* **RECORDED DATA**

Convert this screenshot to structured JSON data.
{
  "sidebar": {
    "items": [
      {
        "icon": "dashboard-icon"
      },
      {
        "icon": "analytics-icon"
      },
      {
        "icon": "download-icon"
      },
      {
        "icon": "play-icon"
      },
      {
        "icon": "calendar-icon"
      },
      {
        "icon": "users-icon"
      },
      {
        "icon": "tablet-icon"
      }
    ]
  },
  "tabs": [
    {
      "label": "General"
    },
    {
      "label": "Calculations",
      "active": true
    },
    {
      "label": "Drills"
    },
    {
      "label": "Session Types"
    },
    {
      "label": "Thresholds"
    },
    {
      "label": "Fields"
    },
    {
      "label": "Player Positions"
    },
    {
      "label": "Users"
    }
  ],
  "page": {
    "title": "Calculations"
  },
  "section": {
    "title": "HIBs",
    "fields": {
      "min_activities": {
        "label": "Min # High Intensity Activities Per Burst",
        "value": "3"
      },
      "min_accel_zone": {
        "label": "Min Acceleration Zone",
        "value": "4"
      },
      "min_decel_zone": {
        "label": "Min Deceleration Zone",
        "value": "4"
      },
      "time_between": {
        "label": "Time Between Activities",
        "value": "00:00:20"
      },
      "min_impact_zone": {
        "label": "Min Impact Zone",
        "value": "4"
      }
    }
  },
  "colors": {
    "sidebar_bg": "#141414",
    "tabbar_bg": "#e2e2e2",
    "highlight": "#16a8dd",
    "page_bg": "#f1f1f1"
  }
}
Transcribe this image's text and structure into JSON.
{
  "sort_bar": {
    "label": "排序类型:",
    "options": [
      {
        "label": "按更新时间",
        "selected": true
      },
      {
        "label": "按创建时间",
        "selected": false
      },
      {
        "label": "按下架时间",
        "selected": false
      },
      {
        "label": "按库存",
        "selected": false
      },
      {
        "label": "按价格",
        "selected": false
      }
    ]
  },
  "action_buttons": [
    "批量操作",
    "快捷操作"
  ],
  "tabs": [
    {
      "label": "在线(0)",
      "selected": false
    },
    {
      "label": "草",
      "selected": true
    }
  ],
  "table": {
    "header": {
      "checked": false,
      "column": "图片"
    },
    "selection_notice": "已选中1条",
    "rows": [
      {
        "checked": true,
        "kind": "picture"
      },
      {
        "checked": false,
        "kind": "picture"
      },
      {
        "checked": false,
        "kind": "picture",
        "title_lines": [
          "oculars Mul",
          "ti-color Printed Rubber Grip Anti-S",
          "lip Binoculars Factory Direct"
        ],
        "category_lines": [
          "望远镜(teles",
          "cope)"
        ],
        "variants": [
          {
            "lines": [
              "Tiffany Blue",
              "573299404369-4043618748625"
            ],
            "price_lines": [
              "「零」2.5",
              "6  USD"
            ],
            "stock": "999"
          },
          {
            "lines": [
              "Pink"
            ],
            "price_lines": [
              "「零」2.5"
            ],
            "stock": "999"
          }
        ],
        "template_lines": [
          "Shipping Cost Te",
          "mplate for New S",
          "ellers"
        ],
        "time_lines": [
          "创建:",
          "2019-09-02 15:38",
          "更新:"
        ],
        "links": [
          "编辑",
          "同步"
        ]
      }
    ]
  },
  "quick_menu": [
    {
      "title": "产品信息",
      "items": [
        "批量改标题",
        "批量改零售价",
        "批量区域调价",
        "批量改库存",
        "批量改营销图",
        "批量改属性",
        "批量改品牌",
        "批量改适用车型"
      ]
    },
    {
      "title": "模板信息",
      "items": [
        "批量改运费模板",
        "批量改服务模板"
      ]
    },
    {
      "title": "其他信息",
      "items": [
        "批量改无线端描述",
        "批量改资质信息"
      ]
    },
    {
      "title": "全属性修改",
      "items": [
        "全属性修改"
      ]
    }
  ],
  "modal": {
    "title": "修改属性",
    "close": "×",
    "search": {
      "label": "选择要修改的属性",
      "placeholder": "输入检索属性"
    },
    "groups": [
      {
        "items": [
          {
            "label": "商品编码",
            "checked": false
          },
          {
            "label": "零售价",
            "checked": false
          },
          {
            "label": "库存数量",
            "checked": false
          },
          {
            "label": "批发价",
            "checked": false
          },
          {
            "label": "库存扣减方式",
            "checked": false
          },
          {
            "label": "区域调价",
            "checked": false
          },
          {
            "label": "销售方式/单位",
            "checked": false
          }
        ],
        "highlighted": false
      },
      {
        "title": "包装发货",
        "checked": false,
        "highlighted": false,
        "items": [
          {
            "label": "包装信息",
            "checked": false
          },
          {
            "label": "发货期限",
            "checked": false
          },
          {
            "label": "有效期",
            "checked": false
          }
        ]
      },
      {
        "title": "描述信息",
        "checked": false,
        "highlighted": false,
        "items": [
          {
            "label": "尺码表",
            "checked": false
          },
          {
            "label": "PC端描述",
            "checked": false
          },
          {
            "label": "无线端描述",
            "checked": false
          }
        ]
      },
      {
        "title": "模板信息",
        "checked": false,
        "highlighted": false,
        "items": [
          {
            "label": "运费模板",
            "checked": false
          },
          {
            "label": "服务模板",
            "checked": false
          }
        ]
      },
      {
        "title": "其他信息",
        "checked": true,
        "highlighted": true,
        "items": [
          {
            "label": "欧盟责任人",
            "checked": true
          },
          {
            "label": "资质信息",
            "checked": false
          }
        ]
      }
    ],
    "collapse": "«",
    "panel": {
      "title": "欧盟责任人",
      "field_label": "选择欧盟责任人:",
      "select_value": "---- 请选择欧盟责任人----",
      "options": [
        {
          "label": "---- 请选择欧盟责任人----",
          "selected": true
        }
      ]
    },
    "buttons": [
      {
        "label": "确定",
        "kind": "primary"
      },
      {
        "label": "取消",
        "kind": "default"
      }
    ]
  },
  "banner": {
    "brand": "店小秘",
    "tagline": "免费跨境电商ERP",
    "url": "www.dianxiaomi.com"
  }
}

* **WORK TO COMPLETE**
Reproduce the data in its entirety, matching each character.

* **EXERCISE RESULT**
Convert this screenshot to structured JSON data.
{
  "sidebar": {
    "items": [
      {
        "icon": "dashboard-icon"
      },
      {
        "icon": "analytics-icon"
      },
      {
        "icon": "download-icon"
      },
      {
        "icon": "play-icon"
      },
      {
        "icon": "calendar-icon"
      },
      {
        "icon": "users-icon"
      },
      {
        "icon": "tablet-icon"
      }
    ]
  },
  "tabs": [
    {
      "label": "General"
    },
    {
      "label": "Calculations",
      "active": true
    },
    {
      "label": "Drills"
    },
    {
      "label": "Session Types"
    },
    {
      "label": "Thresholds"
    },
    {
      "label": "Fields"
    },
    {
      "label": "Player Positions"
    },
    {
      "label": "Users"
    }
  ],
  "page": {
    "title": "Calculations"
  },
  "section": {
    "title": "HIBs",
    "fields": {
      "min_activities": {
        "label": "Min # High Intensity Activities Per Burst",
        "value": "3"
      },
      "min_accel_zone": {
        "label": "Min Acceleration Zone",
        "value": "4"
      },
      "min_decel_zone": {
        "label": "Min Deceleration Zone",
        "value": "4"
      },
      "time_between": {
        "label": "Time Between Activities",
        "value": "00:00:20"
      },
      "min_impact_zone": {
        "label": "Min Impact Zone",
        "value": "4"
      }
    }
  },
  "colors": {
    "sidebar_bg": "#141414",
    "tabbar_bg": "#e2e2e2",
    "highlight": "#16a8dd",
    "page_bg": "#f1f1f1"
  }
}
Transcribe this image's text and structure into JSON.
{
  "sort_bar": {
    "label": "排序类型:",
    "options": [
      {
        "label": "按更新时间",
        "selected": true
      },
      {
        "label": "按创建时间",
        "selected": false
      },
      {
        "label": "按下架时间",
        "selected": false
      },
      {
        "label": "按库存",
        "selected": false
      },
      {
        "label": "按价格",
        "selected": false
      }
    ]
  },
  "action_buttons": [
    "批量操作",
    "快捷操作"
  ],
  "tabs": [
    {
      "label": "在线(0)",
      "selected": false
    },
    {
      "label": "草",
      "selected": true
    }
  ],
  "table": {
    "header": {
      "checked": false,
      "column": "图片"
    },
    "selection_notice": "已选中1条",
    "rows": [
      {
        "checked": true,
        "kind": "picture"
      },
      {
        "checked": false,
        "kind": "picture"
      },
      {
        "checked": false,
        "kind": "picture",
        "title_lines": [
          "oculars Mul",
          "ti-color Printed Rubber Grip Anti-S",
          "lip Binoculars Factory Direct"
        ],
        "category_lines": [
          "望远镜(teles",
          "cope)"
        ],
        "variants": [
          {
            "lines": [
              "Tiffany Blue",
              "573299404369-4043618748625"
            ],
            "price_lines": [
              "「零」2.5",
              "6  USD"
            ],
            "stock": "999"
          },
          {
            "lines": [
              "Pink"
            ],
            "price_lines": [
              "「零」2.5"
            ],
            "stock": "999"
          }
        ],
        "template_lines": [
          "Shipping Cost Te",
          "mplate for New S",
          "ellers"
        ],
        "time_lines": [
          "创建:",
          "2019-09-02 15:38",
          "更新:"
        ],
        "links": [
          "编辑",
          "同步"
        ]
      }
    ]
  },
  "quick_menu": [
    {
      "title": "产品信息",
      "items": [
        "批量改标题",
        "批量改零售价",
        "批量区域调价",
        "批量改库存",
        "批量改营销图",
        "批量改属性",
        "批量改品牌",
        "批量改适用车型"
      ]
    },
    {
      "title": "模板信息",
      "items": [
        "批量改运费模板",
        "批量改服务模板"
      ]
    },
    {
      "title": "其他信息",
      "items": [
        "批量改无线端描述",
        "批量改资质信息"
      ]
    },
    {
      "title": "全属性修改",
      "items": [
        "全属性修改"
      ]
    }
  ],
  "modal": {
    "title": "修改属性",
    "close": "×",
    "search": {
      "label": "选择要修改的属性",
      "placeholder": "输入检索属性"
    },
    "groups": [
      {
        "items": [
          {
            "label": "商品编码",
            "checked": false
          },
          {
            "label": "零售价",
            "checked": false
          },
          {
            "label": "库存数量",
            "checked": false
          },
          {
            "label": "批发价",
            "checked": false
          },
          {
            "label": "库存扣减方式",
            "checked": false
          },
          {
            "label": "区域调价",
            "checked": false
          },
          {
            "label": "销售方式/单位",
            "checked": false
          }
        ],
        "highlighted": false
      },
      {
        "title": "包装发货",
        "checked": false,
        "highlighted": false,
        "items": [
          {
            "label": "包装信息",
            "checked": false
          },
          {
            "label": "发货期限",
            "checked": false
          },
          {
            "label": "有效期",
            "checked": false
          }
        ]
      },
      {
        "title": "描述信息",
        "checked": false,
        "highlighted": false,
        "items": [
          {
            "label": "尺码表",
            "checked": false
          },
          {
            "label": "PC端描述",
            "checked": false
          },
          {
            "label": "无线端描述",
            "checked": false
          }
        ]
      },
      {
        "title": "模板信息",
        "checked": false,
        "highlighted": false,
        "items": [
          {
            "label": "运费模板",
            "checked": false
          },
          {
            "label": "服务模板",
            "checked": false
          }
        ]
      },
      {
        "title": "其他信息",
        "checked": true,
        "highlighted": true,
        "items": [
          {
            "label": "欧盟责任人",
            "checked": true
          },
          {
            "label": "资质信息",
            "checked": false
          }
        ]
      }
    ],
    "collapse": "«",
    "panel": {
      "title": "欧盟责任人",
      "field_label": "选择欧盟责任人:",
      "select_value": "---- 请选择欧盟责任人----",
      "options": [
        {
          "label": "---- 请选择欧盟责任人----",
          "selected": true
        }
      ]
    },
    "buttons": [
      {
        "label": "确定",
        "kind": "primary"
      },
      {
        "label": "取消",
        "kind": "default"
      }
    ]
  },
  "banner": {
    "brand": "店小秘",
    "tagline": "免费跨境电商ERP",
    "url": "www.dianxiaomi.com"
  }
}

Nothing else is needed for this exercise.